>>

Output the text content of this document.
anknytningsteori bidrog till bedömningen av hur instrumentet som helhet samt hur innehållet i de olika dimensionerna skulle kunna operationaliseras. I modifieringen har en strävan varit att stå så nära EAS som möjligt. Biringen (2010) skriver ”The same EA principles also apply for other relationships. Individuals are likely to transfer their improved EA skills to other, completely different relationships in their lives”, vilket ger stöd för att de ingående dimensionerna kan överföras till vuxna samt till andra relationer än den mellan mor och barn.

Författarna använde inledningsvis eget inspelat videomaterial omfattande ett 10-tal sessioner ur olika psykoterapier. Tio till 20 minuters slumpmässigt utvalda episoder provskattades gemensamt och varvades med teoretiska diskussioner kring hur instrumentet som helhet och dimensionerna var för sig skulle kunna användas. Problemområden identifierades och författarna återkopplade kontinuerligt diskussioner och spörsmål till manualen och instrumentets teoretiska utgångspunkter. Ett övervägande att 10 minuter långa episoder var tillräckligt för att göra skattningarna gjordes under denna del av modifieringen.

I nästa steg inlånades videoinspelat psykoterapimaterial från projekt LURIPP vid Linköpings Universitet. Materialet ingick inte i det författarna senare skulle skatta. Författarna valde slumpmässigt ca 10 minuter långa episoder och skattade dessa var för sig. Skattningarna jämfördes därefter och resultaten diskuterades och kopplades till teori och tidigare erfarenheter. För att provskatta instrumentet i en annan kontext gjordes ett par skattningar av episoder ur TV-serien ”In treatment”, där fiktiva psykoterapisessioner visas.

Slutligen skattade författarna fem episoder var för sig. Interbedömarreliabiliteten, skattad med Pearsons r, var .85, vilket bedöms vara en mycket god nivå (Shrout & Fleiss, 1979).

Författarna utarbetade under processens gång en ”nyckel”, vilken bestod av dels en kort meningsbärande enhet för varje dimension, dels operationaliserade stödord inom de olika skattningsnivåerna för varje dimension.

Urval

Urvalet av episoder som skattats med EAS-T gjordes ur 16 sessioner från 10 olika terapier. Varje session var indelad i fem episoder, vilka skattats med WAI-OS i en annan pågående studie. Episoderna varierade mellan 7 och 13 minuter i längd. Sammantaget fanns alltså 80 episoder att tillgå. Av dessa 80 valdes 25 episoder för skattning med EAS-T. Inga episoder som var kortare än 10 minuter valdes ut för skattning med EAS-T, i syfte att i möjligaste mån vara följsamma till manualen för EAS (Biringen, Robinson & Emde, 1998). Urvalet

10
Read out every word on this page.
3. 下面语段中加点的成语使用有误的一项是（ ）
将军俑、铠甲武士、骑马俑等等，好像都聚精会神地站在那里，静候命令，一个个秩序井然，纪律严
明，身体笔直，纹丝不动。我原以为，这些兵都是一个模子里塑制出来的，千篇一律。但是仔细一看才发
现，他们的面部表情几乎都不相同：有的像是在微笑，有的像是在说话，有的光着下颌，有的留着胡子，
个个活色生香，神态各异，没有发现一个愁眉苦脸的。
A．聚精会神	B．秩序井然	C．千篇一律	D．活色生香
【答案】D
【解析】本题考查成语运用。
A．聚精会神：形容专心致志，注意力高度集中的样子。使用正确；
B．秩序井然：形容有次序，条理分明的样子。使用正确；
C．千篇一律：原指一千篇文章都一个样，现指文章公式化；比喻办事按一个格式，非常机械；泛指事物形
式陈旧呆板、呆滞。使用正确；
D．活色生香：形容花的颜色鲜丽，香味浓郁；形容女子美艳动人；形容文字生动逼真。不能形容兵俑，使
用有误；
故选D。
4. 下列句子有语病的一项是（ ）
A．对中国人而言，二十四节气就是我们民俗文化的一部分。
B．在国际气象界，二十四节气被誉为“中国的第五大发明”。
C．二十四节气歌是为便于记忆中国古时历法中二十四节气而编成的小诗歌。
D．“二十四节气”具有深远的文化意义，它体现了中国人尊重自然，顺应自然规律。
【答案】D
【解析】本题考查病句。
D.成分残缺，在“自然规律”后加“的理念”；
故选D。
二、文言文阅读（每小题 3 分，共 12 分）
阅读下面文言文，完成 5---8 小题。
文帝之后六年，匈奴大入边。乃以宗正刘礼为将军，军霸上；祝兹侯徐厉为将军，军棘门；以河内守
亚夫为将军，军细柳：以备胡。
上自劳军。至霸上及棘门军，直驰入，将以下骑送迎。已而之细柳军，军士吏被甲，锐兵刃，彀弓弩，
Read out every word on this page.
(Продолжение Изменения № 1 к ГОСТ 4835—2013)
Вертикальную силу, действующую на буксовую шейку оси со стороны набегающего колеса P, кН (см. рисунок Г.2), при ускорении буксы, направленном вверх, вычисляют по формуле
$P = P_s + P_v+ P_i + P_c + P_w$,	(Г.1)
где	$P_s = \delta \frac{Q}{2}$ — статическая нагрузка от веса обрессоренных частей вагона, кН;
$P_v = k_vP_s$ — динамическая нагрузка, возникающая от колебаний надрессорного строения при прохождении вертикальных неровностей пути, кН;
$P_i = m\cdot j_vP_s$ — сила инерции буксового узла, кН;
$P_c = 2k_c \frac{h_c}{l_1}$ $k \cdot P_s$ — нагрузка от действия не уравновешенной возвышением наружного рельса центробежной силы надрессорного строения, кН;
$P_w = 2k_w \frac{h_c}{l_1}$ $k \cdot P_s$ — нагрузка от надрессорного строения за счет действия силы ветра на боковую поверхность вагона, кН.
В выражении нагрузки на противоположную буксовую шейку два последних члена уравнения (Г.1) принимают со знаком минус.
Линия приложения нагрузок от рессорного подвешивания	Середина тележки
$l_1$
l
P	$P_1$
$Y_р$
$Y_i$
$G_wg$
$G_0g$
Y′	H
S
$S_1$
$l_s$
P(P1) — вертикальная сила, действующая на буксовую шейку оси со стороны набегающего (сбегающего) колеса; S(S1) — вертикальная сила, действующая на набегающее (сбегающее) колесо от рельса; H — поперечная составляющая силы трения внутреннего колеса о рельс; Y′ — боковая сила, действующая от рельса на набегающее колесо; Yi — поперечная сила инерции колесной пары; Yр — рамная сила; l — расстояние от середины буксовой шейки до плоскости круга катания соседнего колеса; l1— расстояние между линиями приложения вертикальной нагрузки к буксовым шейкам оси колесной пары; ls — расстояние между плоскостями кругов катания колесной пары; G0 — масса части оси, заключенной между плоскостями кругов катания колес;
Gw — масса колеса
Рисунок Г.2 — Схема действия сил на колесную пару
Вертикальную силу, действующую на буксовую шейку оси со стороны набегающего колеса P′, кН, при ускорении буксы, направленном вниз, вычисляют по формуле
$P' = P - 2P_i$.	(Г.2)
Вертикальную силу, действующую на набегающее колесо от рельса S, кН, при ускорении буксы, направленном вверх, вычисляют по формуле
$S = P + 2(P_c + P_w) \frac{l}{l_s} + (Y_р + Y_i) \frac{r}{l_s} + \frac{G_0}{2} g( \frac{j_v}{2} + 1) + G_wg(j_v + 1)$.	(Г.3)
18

<<

Given problem:
Select and copy each line from the data that includes the word "нагрузка".

Solution for this problem:
где	$P_s = \delta \frac{Q}{2}$ — статическая нагрузка от веса обрессоренных частей вагона, кН;
$P_v = k_vP_s$ — динамическая нагрузка, возникающая от колебаний надрессорного строения при прохождении вертикальных неровностей пути, кН;
$P_c = 2k_c \frac{h_c}{l_1}$ $k \cdot P_s$ — нагрузка от действия не уравновешенной возвышением наружного рельса центробежной силы надрессорного строения, кН;
$P_w = 2k_w \frac{h_c}{l_1}$ $k \cdot P_s$ — нагрузка от надрессорного строения за счет действия силы ветра на боковую поверхность вагона, кН.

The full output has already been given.